→ **TEXT PASSAGE**:
▽
Opportunities and challenges in repurposing retail parks, 20 January 2020

Retail parks going back to the future?

Retail parks could now start moving back towards their original conception of a multi-use format, as first intended by their original US designer Victor Gruen, suggested Olivia Paine of HLM Architects.  She was speaking at the second of three SPR webinars on repurposing retail property.  

Today UK retail parks are ‘one size fits all’, she proposed, existing as their own commercial bubbles with their visitors arriving in their own motorised bubbles.  Making retail parks work better in the future will mean breaking down this car-dependence and providing stronger links to other transport infrastructure and the urban centres that they support.  

At present retail parks are often left out of urban plans and are almost treated as dead space.  Revitalised retail parks could include elements of residential and co-working spaces as well as more services like healthcare and vets.  But this would mean big design changes to make these attractive locations rather than car park-dominated developments.

Jonathan Bayfield of Aviva Investors suggested that with the inroads now being made into retailing by e-commerce, signs of a positive reaction are already visible in some more forward-looking retail parks.  For instance, the Aviva-managed park in London’s Old Kent Road includes more service-oriented units like Halfords and Pets at Home, which has a veterinary element.  Aviva have also received planning permission to build 1000 flats on the site.  

Bayfield earlier described how Next are evolving their approach to using retail parks by having bespoke designed units and attractive landscaping that give them more of a unique presence, moving away from the monotonous one-size-fits-all concept described by Paine.
△
→ **EXTRACTED DATA**:
▽
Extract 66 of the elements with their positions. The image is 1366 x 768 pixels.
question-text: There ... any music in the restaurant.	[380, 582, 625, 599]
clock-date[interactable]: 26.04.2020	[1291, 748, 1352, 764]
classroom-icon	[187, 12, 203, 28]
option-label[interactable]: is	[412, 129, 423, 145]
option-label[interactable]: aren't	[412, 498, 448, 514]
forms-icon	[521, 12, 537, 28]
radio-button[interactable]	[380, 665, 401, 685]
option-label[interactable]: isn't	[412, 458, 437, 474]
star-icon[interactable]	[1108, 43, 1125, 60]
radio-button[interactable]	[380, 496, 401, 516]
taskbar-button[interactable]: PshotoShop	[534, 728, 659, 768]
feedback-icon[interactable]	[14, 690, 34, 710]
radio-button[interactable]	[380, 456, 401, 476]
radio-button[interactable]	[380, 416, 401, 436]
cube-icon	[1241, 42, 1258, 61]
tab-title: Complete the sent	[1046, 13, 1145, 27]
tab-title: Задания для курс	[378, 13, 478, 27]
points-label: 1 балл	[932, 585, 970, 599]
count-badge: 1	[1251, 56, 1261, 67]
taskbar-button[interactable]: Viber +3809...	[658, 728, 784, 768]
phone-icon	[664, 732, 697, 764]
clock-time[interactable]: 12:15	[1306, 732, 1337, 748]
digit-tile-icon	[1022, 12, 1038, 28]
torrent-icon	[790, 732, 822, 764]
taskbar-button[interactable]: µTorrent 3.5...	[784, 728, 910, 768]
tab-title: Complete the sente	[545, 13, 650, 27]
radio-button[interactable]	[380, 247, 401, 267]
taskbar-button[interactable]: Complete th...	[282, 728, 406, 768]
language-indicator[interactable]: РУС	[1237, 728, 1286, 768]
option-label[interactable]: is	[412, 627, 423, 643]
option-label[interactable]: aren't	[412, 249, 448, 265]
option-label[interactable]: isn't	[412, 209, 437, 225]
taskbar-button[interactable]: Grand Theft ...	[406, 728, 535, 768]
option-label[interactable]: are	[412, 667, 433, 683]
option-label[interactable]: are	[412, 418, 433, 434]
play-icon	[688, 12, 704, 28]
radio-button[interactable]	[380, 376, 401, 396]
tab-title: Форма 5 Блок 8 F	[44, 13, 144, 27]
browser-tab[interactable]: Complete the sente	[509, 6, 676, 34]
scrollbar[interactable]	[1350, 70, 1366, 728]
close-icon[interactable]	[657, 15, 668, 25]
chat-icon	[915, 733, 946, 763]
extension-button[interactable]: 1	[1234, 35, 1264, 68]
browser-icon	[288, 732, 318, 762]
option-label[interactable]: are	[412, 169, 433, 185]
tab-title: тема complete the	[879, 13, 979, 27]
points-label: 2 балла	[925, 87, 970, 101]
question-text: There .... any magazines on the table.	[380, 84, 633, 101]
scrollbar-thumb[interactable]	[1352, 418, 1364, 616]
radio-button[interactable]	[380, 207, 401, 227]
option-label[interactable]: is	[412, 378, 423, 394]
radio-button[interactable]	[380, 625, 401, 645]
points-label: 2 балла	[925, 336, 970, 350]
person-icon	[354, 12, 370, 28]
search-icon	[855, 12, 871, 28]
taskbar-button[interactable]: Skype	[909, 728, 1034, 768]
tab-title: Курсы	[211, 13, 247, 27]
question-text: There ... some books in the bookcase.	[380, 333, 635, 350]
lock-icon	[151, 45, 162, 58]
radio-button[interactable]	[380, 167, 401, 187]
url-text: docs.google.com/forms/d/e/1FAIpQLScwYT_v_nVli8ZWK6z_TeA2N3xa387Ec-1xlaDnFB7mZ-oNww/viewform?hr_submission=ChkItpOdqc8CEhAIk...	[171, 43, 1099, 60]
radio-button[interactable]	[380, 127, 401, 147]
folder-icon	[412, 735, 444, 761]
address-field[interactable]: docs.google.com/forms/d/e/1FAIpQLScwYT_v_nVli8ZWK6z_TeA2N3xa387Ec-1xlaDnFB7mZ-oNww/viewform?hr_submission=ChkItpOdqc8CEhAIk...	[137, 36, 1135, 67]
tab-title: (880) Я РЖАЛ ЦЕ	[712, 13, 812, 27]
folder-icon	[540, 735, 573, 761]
△
→ **TASK INSTRUCTIONS**:
A: In the article on repurposing retail parks, how many flats has Aviva got planning permission to build on its Old Kent Road site?
B: Repeat the part of the retail parks article that opens with the words containing "At present retail" and closes with "on the site.".
C: Go on with the article about repurposing retail parks from the point where it stops.

→ **ANSWERS BY TASK**:
A: 1000 flats.

B:
At present retail parks are often left out of urban plans and are almost treated as dead space.  Revitalised retail parks could include elements of residential and co-working spaces as well as more services like healthcare and vets.  But this would mean big design changes to make these attractive locations rather than car park-dominated developments.

Jonathan Bayfield of Aviva Investors suggested that with the inroads now being made into retailing by e-commerce, signs of a positive reaction are already visible in some more forward-looking retail parks.  For instance, the Aviva-managed park in London’s Old Kent Road includes more service-oriented units like Halfords and Pets at Home, which has a veterinary element.  Aviva have also received planning permission to build 1000 flats on the site.

C:
As we’ve moved in and out of COVID-related lockdown conditions, retail parks have not been performing so badly, at least compared to their high street and shopping centre counterparts, argued David Ebbrell of M7 real Estate, although he agreed with Bayfield that there is a growing premium for customer experience and convenience. Nevertheless, as pricing converges with that for other land uses, alternative sectors like residential and logistics may prove increasingly attractive in these locations.  Indeed, retail warehouses can in many cases be easily converted to logistics warehouses.

In the audience Q&A led by Cleo Folkes of Property Overview, Bayfield proposed that the best locations for retail park investment are either in London and the South East, where there is likely to be the biggest demand for alternative uses, or in places that have an extensive and prosperous catchment.  Meanwhile Paine proposed that to be open to repurposing most effectively, parks need to have a location that is relatively accessible to existing urban settlements rather than isolated on the wrong side of distant ring roads.